* **Raw records**:
* START *

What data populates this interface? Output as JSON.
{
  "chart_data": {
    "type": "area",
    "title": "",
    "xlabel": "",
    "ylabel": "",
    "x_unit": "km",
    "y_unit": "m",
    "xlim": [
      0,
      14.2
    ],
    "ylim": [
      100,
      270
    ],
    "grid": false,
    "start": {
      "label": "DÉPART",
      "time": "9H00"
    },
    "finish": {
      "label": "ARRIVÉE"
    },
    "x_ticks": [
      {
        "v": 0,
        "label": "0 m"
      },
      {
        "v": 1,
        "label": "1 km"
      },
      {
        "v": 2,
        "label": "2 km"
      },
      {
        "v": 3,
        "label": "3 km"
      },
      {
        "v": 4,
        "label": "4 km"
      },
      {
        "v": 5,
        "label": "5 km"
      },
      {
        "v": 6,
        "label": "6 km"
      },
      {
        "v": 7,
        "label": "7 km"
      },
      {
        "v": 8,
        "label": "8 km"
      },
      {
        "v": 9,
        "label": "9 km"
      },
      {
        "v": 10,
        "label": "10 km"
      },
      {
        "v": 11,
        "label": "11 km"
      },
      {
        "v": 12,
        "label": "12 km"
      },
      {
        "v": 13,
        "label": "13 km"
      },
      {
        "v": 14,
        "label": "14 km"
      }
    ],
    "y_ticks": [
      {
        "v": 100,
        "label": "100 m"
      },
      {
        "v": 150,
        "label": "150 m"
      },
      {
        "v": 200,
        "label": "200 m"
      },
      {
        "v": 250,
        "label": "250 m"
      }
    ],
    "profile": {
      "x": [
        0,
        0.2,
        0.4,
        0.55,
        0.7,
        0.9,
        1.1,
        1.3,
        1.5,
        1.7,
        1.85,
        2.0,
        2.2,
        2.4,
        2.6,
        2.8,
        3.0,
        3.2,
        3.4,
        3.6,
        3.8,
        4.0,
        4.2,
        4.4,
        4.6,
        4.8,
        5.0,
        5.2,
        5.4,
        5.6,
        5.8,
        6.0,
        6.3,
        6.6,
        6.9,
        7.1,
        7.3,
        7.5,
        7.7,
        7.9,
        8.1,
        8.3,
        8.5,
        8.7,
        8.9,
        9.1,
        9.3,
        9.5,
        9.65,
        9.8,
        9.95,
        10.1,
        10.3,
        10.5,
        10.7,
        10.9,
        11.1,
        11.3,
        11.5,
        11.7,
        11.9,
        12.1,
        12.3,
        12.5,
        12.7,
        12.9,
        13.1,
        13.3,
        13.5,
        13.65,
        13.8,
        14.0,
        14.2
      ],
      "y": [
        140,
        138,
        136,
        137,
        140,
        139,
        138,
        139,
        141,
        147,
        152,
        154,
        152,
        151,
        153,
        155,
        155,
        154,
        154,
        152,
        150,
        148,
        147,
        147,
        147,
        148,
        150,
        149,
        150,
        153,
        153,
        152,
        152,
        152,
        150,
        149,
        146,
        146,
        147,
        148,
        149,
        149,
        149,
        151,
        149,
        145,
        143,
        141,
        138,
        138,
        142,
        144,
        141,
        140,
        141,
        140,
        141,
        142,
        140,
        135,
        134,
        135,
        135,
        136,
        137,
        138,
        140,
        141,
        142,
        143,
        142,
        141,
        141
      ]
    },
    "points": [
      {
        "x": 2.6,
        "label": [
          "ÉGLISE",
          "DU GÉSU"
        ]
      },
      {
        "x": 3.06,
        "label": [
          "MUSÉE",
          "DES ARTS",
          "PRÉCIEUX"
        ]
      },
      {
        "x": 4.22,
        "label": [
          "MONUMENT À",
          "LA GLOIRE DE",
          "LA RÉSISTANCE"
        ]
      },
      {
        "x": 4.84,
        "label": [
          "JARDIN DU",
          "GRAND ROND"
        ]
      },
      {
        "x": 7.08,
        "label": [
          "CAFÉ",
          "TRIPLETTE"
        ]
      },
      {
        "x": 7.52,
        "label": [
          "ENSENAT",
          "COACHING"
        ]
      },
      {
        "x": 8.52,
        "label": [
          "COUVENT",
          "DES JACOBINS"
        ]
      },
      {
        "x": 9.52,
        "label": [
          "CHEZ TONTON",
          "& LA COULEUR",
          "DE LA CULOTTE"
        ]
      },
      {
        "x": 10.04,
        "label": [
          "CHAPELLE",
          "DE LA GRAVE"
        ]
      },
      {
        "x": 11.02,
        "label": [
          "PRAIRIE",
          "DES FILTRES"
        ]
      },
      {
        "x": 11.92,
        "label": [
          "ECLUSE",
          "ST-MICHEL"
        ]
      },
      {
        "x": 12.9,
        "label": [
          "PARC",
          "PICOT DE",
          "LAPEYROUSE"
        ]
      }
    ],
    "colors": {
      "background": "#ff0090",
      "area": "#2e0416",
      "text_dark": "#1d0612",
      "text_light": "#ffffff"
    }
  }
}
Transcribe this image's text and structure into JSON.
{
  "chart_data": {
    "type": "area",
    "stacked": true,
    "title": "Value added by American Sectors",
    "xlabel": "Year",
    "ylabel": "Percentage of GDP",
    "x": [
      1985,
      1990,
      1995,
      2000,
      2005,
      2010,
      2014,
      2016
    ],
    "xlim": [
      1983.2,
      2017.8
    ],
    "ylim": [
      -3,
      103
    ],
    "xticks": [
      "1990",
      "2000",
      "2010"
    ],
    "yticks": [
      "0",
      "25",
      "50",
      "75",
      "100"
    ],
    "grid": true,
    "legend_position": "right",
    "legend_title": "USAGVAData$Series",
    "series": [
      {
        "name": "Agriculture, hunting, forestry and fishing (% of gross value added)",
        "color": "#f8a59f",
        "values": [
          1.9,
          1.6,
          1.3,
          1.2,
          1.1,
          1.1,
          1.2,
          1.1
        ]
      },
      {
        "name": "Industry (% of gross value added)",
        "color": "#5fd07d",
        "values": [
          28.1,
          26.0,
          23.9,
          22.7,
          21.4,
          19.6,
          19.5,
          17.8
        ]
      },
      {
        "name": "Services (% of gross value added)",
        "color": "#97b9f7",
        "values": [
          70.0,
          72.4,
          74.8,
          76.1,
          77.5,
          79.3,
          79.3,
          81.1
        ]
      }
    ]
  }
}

* END *

* **Requirement**:
Gather each line of the listing containing the word "name" and show it.

* **Solution to this exercise**:
        "name": "Agriculture, hunting, forestry and fishing (% of gross value added)",
        "name": "Industry (% of gross value added)",
        "name": "Services (% of gross value added)",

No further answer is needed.